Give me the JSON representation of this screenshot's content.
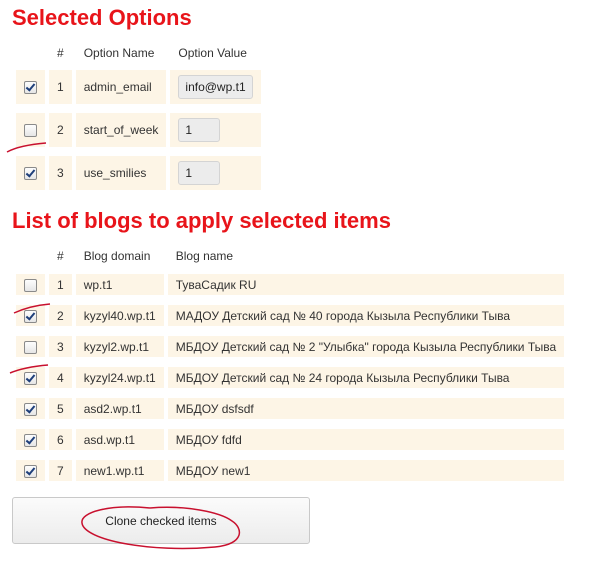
{
  "selected_options": {
    "title": "Selected Options",
    "headers": [
      "#",
      "Option Name",
      "Option Value"
    ],
    "rows": [
      {
        "checked": true,
        "num": "1",
        "name": "admin_email",
        "value": "info@wp.t1"
      },
      {
        "checked": false,
        "num": "2",
        "name": "start_of_week",
        "value": "1"
      },
      {
        "checked": true,
        "num": "3",
        "name": "use_smilies",
        "value": "1"
      }
    ]
  },
  "blogs": {
    "title": "List of blogs to apply selected items",
    "headers": [
      "#",
      "Blog domain",
      "Blog name"
    ],
    "rows": [
      {
        "checked": false,
        "num": "1",
        "domain": "wp.t1",
        "name": "ТуваСадик RU"
      },
      {
        "checked": true,
        "num": "2",
        "domain": "kyzyl40.wp.t1",
        "name": "МАДОУ Детский сад № 40 города Кызыла Республики Тыва"
      },
      {
        "checked": false,
        "num": "3",
        "domain": "kyzyl2.wp.t1",
        "name": "МБДОУ Детский сад № 2 \"Улыбка\" города Кызыла Республики Тыва"
      },
      {
        "checked": true,
        "num": "4",
        "domain": "kyzyl24.wp.t1",
        "name": "МБДОУ Детский сад № 24 города Кызыла Республики Тыва"
      },
      {
        "checked": true,
        "num": "5",
        "domain": "asd2.wp.t1",
        "name": "МБДОУ dsfsdf"
      },
      {
        "checked": true,
        "num": "6",
        "domain": "asd.wp.t1",
        "name": "МБДОУ fdfd"
      },
      {
        "checked": true,
        "num": "7",
        "domain": "new1.wp.t1",
        "name": "МБДОУ new1"
      }
    ]
  },
  "clone_button": {
    "label": "Clone checked items"
  },
  "colors": {
    "heading": "#e8141a",
    "row_bg": "#fdf5e6",
    "annotation": "#c8102e"
  }
}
--*--
_Exercise task_:
Leave out the pictures, and give all the records again exactly.

_Response_:
Give me the JSON representation of this screenshot's content.
{
  "selected_options": {
    "title": "Selected Options",
    "headers": [
      "#",
      "Option Name",
      "Option Value"
    ],
    "rows": [
      {
        "checked": true,
        "num": "1",
        "name": "admin_email",
        "value": "info@wp.t1"
      },
      {
        "checked": false,
        "num": "2",
        "name": "start_of_week",
        "value": "1"
      },
      {
        "checked": true,
        "num": "3",
        "name": "use_smilies",
        "value": "1"
      }
    ]
  },
  "blogs": {
    "title": "List of blogs to apply selected items",
    "headers": [
      "#",
      "Blog domain",
      "Blog name"
    ],
    "rows": [
      {
        "checked": false,
        "num": "1",
        "domain": "wp.t1",
        "name": "ТуваСадик RU"
      },
      {
        "checked": true,
        "num": "2",
        "domain": "kyzyl40.wp.t1",
        "name": "МАДОУ Детский сад № 40 города Кызыла Республики Тыва"
      },
      {
        "checked": false,
        "num": "3",
        "domain": "kyzyl2.wp.t1",
        "name": "МБДОУ Детский сад № 2 \"Улыбка\" города Кызыла Республики Тыва"
      },
      {
        "checked": true,
        "num": "4",
        "domain": "kyzyl24.wp.t1",
        "name": "МБДОУ Детский сад № 24 города Кызыла Республики Тыва"
      },
      {
        "checked": true,
        "num": "5",
        "domain": "asd2.wp.t1",
        "name": "МБДОУ dsfsdf"
      },
      {
        "checked": true,
        "num": "6",
        "domain": "asd.wp.t1",
        "name": "МБДОУ fdfd"
      },
      {
        "checked": true,
        "num": "7",
        "domain": "new1.wp.t1",
        "name": "МБДОУ new1"
      }
    ]
  },
  "clone_button": {
    "label": "Clone checked items"
  },
  "colors": {
    "heading": "#e8141a",
    "row_bg": "#fdf5e6",
    "annotation": "#c8102e"
  }
}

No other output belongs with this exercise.